* start *

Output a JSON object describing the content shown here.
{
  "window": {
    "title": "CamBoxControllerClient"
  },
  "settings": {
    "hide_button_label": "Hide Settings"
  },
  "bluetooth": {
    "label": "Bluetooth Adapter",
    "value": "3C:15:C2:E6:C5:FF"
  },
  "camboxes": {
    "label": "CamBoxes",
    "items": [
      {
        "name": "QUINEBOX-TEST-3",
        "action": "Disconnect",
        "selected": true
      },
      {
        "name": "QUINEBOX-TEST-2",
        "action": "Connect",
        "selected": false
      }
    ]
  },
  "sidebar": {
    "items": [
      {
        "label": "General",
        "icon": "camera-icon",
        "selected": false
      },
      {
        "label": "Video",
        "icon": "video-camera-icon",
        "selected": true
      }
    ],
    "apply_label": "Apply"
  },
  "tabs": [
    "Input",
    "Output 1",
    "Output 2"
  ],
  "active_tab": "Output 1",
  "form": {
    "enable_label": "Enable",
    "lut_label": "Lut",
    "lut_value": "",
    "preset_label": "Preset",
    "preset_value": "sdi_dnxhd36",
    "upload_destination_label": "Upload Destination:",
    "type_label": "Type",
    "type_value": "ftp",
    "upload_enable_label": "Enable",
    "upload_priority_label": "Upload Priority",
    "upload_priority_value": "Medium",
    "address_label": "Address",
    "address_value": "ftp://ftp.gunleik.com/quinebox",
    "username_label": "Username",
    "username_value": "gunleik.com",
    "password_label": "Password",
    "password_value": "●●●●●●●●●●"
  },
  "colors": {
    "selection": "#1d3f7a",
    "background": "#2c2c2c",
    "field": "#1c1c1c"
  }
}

* end *

> **Required task**
Produce an exact copy of all the records.

> **Output of the exercise**
Output a JSON object describing the content shown here.
{
  "window": {
    "title": "CamBoxControllerClient"
  },
  "settings": {
    "hide_button_label": "Hide Settings"
  },
  "bluetooth": {
    "label": "Bluetooth Adapter",
    "value": "3C:15:C2:E6:C5:FF"
  },
  "camboxes": {
    "label": "CamBoxes",
    "items": [
      {
        "name": "QUINEBOX-TEST-3",
        "action": "Disconnect",
        "selected": true
      },
      {
        "name": "QUINEBOX-TEST-2",
        "action": "Connect",
        "selected": false
      }
    ]
  },
  "sidebar": {
    "items": [
      {
        "label": "General",
        "icon": "camera-icon",
        "selected": false
      },
      {
        "label": "Video",
        "icon": "video-camera-icon",
        "selected": true
      }
    ],
    "apply_label": "Apply"
  },
  "tabs": [
    "Input",
    "Output 1",
    "Output 2"
  ],
  "active_tab": "Output 1",
  "form": {
    "enable_label": "Enable",
    "lut_label": "Lut",
    "lut_value": "",
    "preset_label": "Preset",
    "preset_value": "sdi_dnxhd36",
    "upload_destination_label": "Upload Destination:",
    "type_label": "Type",
    "type_value": "ftp",
    "upload_enable_label": "Enable",
    "upload_priority_label": "Upload Priority",
    "upload_priority_value": "Medium",
    "address_label": "Address",
    "address_value": "ftp://ftp.gunleik.com/quinebox",
    "username_label": "Username",
    "username_value": "gunleik.com",
    "password_label": "Password",
    "password_value": "●●●●●●●●●●"
  },
  "colors": {
    "selection": "#1d3f7a",
    "background": "#2c2c2c",
    "field": "#1c1c1c"
  }
}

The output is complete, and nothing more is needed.